(Stored data)
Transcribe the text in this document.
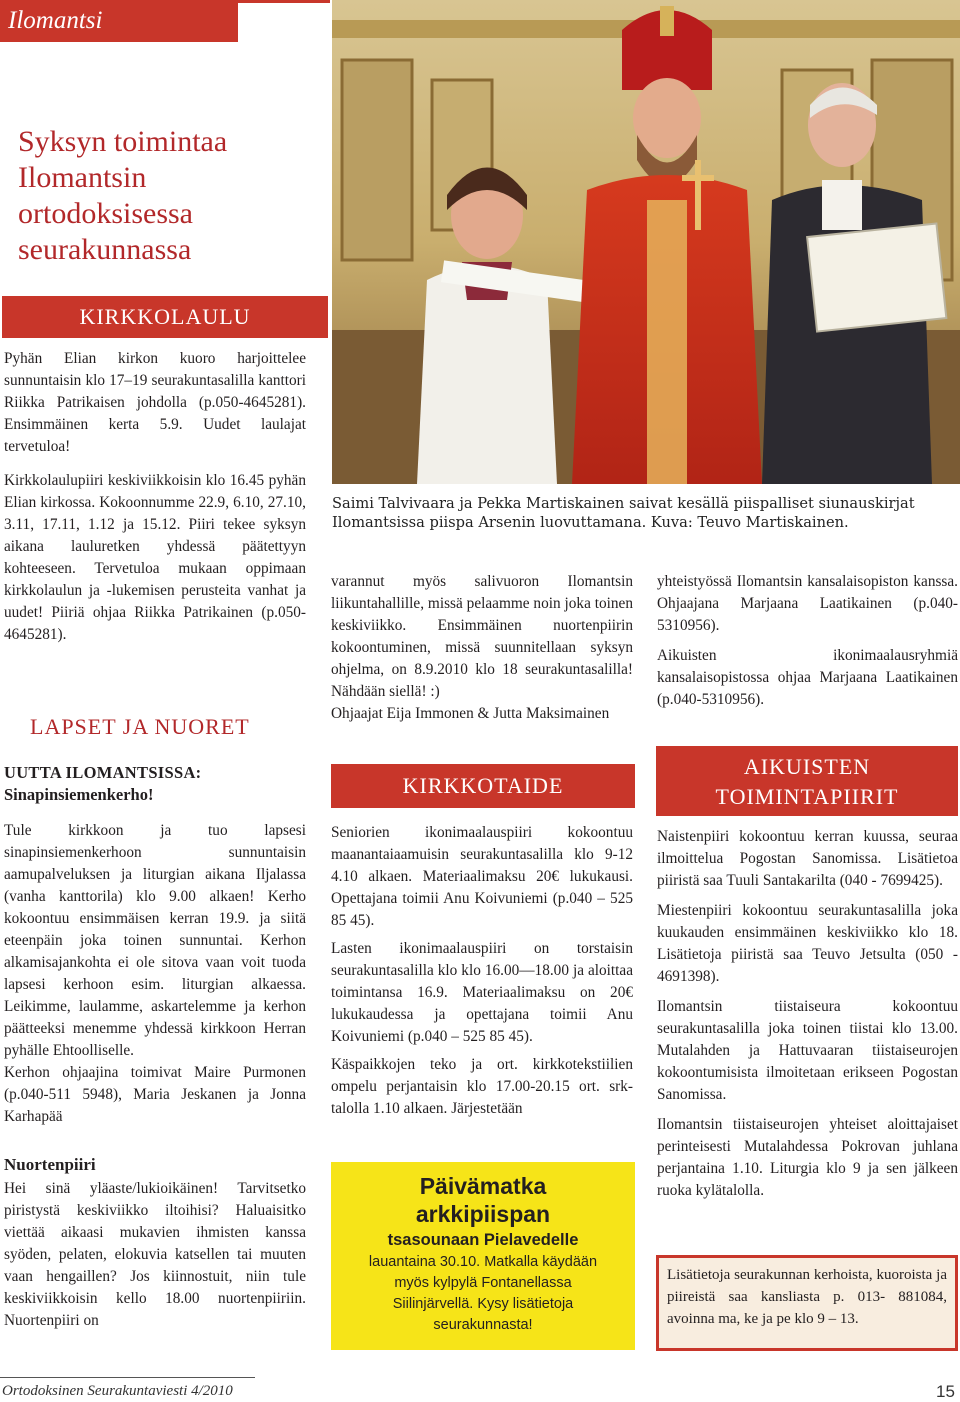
Ilomantsi
Syksyn toimintaa
Ilomantsin
ortodoksisessa
seurakunnassa
KIRKKOLAULU

Pyhän Elian kirkon kuoro harjoittelee sunnuntaisin klo 17–19 seurakuntasalilla kanttori Riikka Patrikaisen johdolla (p.050-4645281). Ensimmäinen kerta 5.9. Uudet laulajat tervetuloa!

Kirkkolaulupiiri keskiviikkoisin klo 16.45 pyhän Elian kirkossa. Kokoonnumme 22.9, 6.10, 27.10, 3.11, 17.11, 1.12 ja 15.12. Piiri tekee syksyn aikana lauluretken yhdessä päätettyyn kohteeseen. Tervetuloa mukaan oppimaan kirkkolaulun ja -lukemisen perusteita vanhat ja uudet! Piiriä ohjaa Riikka Patrikainen (p.050-4645281).

LAPSET JA NUORET
UUTTA ILOMANTSISSA:
Sinapinsiemenkerho!

Tule kirkkoon ja tuo lapsesi sinapinsiemenkerhoon sunnuntaisin aamupalveluksen ja liturgian aikana Iljalassa (vanha kanttorila) klo 9.00 alkaen! Kerho kokoontuu ensimmäisen kerran 19.9. ja siitä eteenpäin joka toinen sunnuntai. Kerhon alkamisajankohta ei ole sitova vaan voit tuoda lapsesi kerhoon esim. liturgian alkaessa. Leikimme, laulamme, askartelemme ja kerhon päätteeksi menemme yhdessä kirkkoon Herran pyhälle Ehtoolliselle.

Kerhon ohjaajina toimivat Maire Purmonen (p.040-511 5948), Maria Jeskanen ja Jonna Karhapää

Nuortenpiiri

Hei sinä yläaste/lukioikäinen! Tarvitsetko piristystä keskiviikko iltoihisi? Haluaisitko viettää aikaasi mukavien ihmisten kanssa syöden, pelaten, elokuvia katsellen tai muuten vaan hengaillen? Jos kiinnostuit, niin tule keskiviikkoisin kello 18.00 nuortenpiiriin. Nuortenpiiri on

Saimi Talvivaara ja Pekka Martiskainen saivat kesällä piispalliset siunauskirjat Ilomantsissa piispa Arsenin luovuttamana. Kuva: Teuvo Martiskainen.

varannut myös salivuoron Ilomantsin liikuntahallille, missä pelaamme noin joka toinen keskiviikko. Ensimmäinen nuortenpiirin kokoontuminen, missä suunnitellaan syksyn ohjelma, on 8.9.2010 klo 18 seurakuntasalilla! Nähdään siellä! :)

Ohjaajat Eija Immonen & Jutta Maksimainen

KIRKKOTAIDE

Seniorien ikonimaalauspiiri kokoontuu maanantaiaamuisin seurakuntasalilla klo 9-12 4.10 alkaen. Materiaalimaksu 20€ lukukausi. Opettajana toimii Anu Koivuniemi (p.040 – 525 85 45).

Lasten ikonimaalauspiiri on torstaisin seurakuntasalilla klo klo 16.00—18.00 ja aloittaa toimintansa 16.9. Materiaalimaksu on 20€ lukukaudessa ja opettajana toimii Anu Koivuniemi (p.040 – 525 85 45).

Käspaikkojen teko ja ort. kirkkotekstiilien ompelu perjantaisin klo 17.00-20.15 ort. srk-talolla 1.10 alkaen. Järjestetään

Päivämatka
arkkipiispan
tsasounaan Pielavedelle
lauantaina 30.10. Matkalla käydään
myös kylpylä Fontanellassa
Siilinjärvellä. Kysy lisätietoja
seurakunnasta!

yhteistyössä Ilomantsin kansalaisopiston kanssa. Ohjaajana Marjaana Laatikainen (p.040-5310956).

Aikuisten ikonimaalausryhmiä kansalaisopistossa ohjaa Marjaana Laatikainen (p.040-5310956).

AIKUISTEN
TOIMINTAPIIRIT

Naistenpiiri kokoontuu kerran kuussa, seuraa ilmoittelua Pogostan Sanomissa. Lisätietoa piiristä saa Tuuli Santakarilta (040 - 7699425).

Miestenpiiri kokoontuu seurakuntasalilla joka kuukauden ensimmäinen keskiviikko klo 18. Lisätietoja piiristä saa Teuvo Jetsulta (050 - 4691398).

Ilomantsin tiistaiseura kokoontuu seurakuntasalilla joka toinen tiistai klo 13.00. Mutalahden ja Hattuvaaran tiistaiseurojen kokoontumisista ilmoitetaan erikseen Pogostan Sanomissa.

Ilomantsin tiistaiseurojen yhteiset aloittajaiset perinteisesti Mutalahdessa Pokrovan juhlana perjantaina 1.10. Liturgia klo 9 ja sen jälkeen ruoka kylätalolla.

Lisätietoja seurakunnan kerhoista, kuoroista ja piireistä saa kansliasta p. 013- 881084, avoinna ma, ke ja pe klo 9 – 13.

Ortodoksinen Seurakuntaviesti 4/2010	15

• _What you have to do_: Identify the lines above that contain the word "Marjaana", then copy them.

• _Correct output_:
yhteistyössä Ilomantsin kansalaisopiston kanssa. Ohjaajana Marjaana Laatikainen (p.040-5310956).
Aikuisten ikonimaalausryhmiä kansalaisopistossa ohjaa Marjaana Laatikainen (p.040-5310956).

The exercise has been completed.